### [Given exercise]
Write the data out again exactly, dropping any images it holds.
** Start of Record excerpts **
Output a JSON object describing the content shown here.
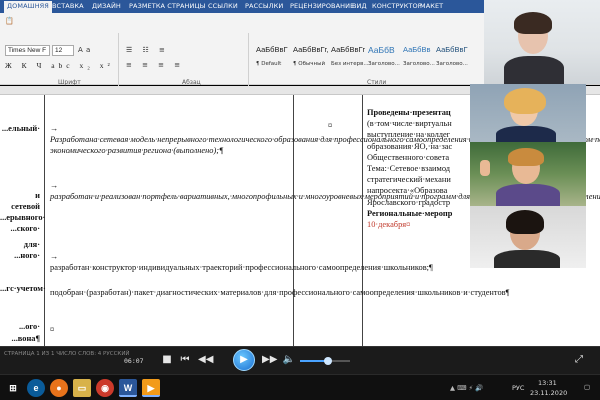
{
  "ribbon": {
    "tabs": [
      "ДОМАШНЯЯ",
      "ВСТАВКА",
      "ДИЗАЙН",
      "РАЗМЕТКА СТРАНИЦЫ",
      "ССЫЛКИ",
      "РАССЫЛКИ",
      "РЕЦЕНЗИРОВАНИЕ",
      "ВИД",
      "КОНСТРУКТОР",
      "МАКЕТ"
    ],
    "active_tab": "ДОМАШНЯЯ",
    "font_name": "Times New F",
    "font_size": "12",
    "format_buttons": "Ж К Ч  abc x₂ x²",
    "group_font": "Шрифт",
    "group_paragraph": "Абзац",
    "group_styles": "Стили",
    "styles": [
      {
        "sample": "АаБбВвГ",
        "name": "¶ Default"
      },
      {
        "sample": "АаБбВвГг,",
        "name": "¶ Обычный"
      },
      {
        "sample": "АаБбВвГг",
        "name": "Без интерв..."
      },
      {
        "sample": "АаБбВ",
        "name": "Заголово..."
      },
      {
        "sample": "АаБбВв",
        "name": "Заголово..."
      },
      {
        "sample": "АаБбВвГ",
        "name": "Заголово..."
      }
    ]
  },
  "document": {
    "left_fragments": [
      "...",
      "...ельный·",
      "",
      "",
      "",
      "и",
      "сетевой",
      "...ерывного·",
      "...ского·",
      "для·",
      "...ного·",
      "...",
      "...гс·учетом·",
      "",
      "",
      "...ого·",
      "...вона¶"
    ],
    "middle_items": [
      {
        "bullet": "•",
        "text": "→ Разработана·сетевая·модель·непрерывного·технологического·образования·для·профессионального·самоопределения·и·развития·обучающихся·с·учетом·перспектив·социально-экономического·развития·региона·(выполнено);¶",
        "italic": true
      },
      {
        "bullet": "•",
        "text": "→ разработан·и·реализован·портфель·вариативных,·многопрофильных·и·многоуровневых·мероприятий·и·программ·для·профессионального·самоопределения·школьников;·для·профессиональной·идентичности·студентов·(выполнено);¶",
        "italic": true
      },
      {
        "bullet": "•",
        "text": "→ разработан·конструктор·индивидуальных·траекторий·профессионального·самоопределения·школьников;¶",
        "italic": false
      },
      {
        "bullet": "•",
        "text": "подобран·(разработан)·пакет·диагностических·материалов·для·профессионального·самоопределения·школьников·и·студентов¶",
        "italic": false
      }
    ],
    "cell_end_mark": "¤",
    "right_lines": [
      {
        "text": "Проведены·презентац",
        "bold": true
      },
      {
        "text": "(в·том·числе·виртуальн",
        "bold": false
      },
      {
        "text": "выступление·на·коллег",
        "bold": false
      },
      {
        "text": "образования·ЯО,·на·зас",
        "bold": false
      },
      {
        "text": "Общественного·совета",
        "bold": false
      },
      {
        "text": "Тема:·Сетевое·взаимод",
        "bold": false
      },
      {
        "text": "стратегический·механи",
        "bold": false
      },
      {
        "text": "напросекта·«Образова",
        "bold": false
      },
      {
        "text": "Ярославского·градостр",
        "bold": false
      },
      {
        "text": "Региональные·меропр",
        "bold": true
      },
      {
        "text": "10·декабря¤",
        "bold": false,
        "red": true
      }
    ]
  },
  "media": {
    "status_left": "СТРАНИЦА 1 ИЗ 1   ЧИСЛО СЛОВ: 4   РУССКИЙ",
    "time": "06:07",
    "volume": 0.55
  },
  "taskbar": {
    "word_label": "W",
    "lang": "РУС",
    "clock_time": "13:31",
    "clock_date": "23.11.2020"
  }
}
** End of Record excerpts **
### [Output of the exercise]
Output a JSON object describing the content shown here.
{
  "ribbon": {
    "tabs": [
      "ДОМАШНЯЯ",
      "ВСТАВКА",
      "ДИЗАЙН",
      "РАЗМЕТКА СТРАНИЦЫ",
      "ССЫЛКИ",
      "РАССЫЛКИ",
      "РЕЦЕНЗИРОВАНИЕ",
      "ВИД",
      "КОНСТРУКТОР",
      "МАКЕТ"
    ],
    "active_tab": "ДОМАШНЯЯ",
    "font_name": "Times New F",
    "font_size": "12",
    "format_buttons": "Ж К Ч  abc x₂ x²",
    "group_font": "Шрифт",
    "group_paragraph": "Абзац",
    "group_styles": "Стили",
    "styles": [
      {
        "sample": "АаБбВвГ",
        "name": "¶ Default"
      },
      {
        "sample": "АаБбВвГг,",
        "name": "¶ Обычный"
      },
      {
        "sample": "АаБбВвГг",
        "name": "Без интерв..."
      },
      {
        "sample": "АаБбВ",
        "name": "Заголово..."
      },
      {
        "sample": "АаБбВв",
        "name": "Заголово..."
      },
      {
        "sample": "АаБбВвГ",
        "name": "Заголово..."
      }
    ]
  },
  "document": {
    "left_fragments": [
      "...",
      "...ельный·",
      "",
      "",
      "",
      "и",
      "сетевой",
      "...ерывного·",
      "...ского·",
      "для·",
      "...ного·",
      "...",
      "...гс·учетом·",
      "",
      "",
      "...ого·",
      "...вона¶"
    ],
    "middle_items": [
      {
        "bullet": "•",
        "text": "→ Разработана·сетевая·модель·непрерывного·технологического·образования·для·профессионального·самоопределения·и·развития·обучающихся·с·учетом·перспектив·социально-экономического·развития·региона·(выполнено);¶",
        "italic": true
      },
      {
        "bullet": "•",
        "text": "→ разработан·и·реализован·портфель·вариативных,·многопрофильных·и·многоуровневых·мероприятий·и·программ·для·профессионального·самоопределения·школьников;·для·профессиональной·идентичности·студентов·(выполнено);¶",
        "italic": true
      },
      {
        "bullet": "•",
        "text": "→ разработан·конструктор·индивидуальных·траекторий·профессионального·самоопределения·школьников;¶",
        "italic": false
      },
      {
        "bullet": "•",
        "text": "подобран·(разработан)·пакет·диагностических·материалов·для·профессионального·самоопределения·школьников·и·студентов¶",
        "italic": false
      }
    ],
    "cell_end_mark": "¤",
    "right_lines": [
      {
        "text": "Проведены·презентац",
        "bold": true
      },
      {
        "text": "(в·том·числе·виртуальн",
        "bold": false
      },
      {
        "text": "выступление·на·коллег",
        "bold": false
      },
      {
        "text": "образования·ЯО,·на·зас",
        "bold": false
      },
      {
        "text": "Общественного·совета",
        "bold": false
      },
      {
        "text": "Тема:·Сетевое·взаимод",
        "bold": false
      },
      {
        "text": "стратегический·механи",
        "bold": false
      },
      {
        "text": "напросекта·«Образова",
        "bold": false
      },
      {
        "text": "Ярославского·градостр",
        "bold": false
      },
      {
        "text": "Региональные·меропр",
        "bold": true
      },
      {
        "text": "10·декабря¤",
        "bold": false,
        "red": true
      }
    ]
  },
  "media": {
    "status_left": "СТРАНИЦА 1 ИЗ 1   ЧИСЛО СЛОВ: 4   РУССКИЙ",
    "time": "06:07",
    "volume": 0.55
  },
  "taskbar": {
    "word_label": "W",
    "lang": "РУС",
    "clock_time": "13:31",
    "clock_date": "23.11.2020"
  }
}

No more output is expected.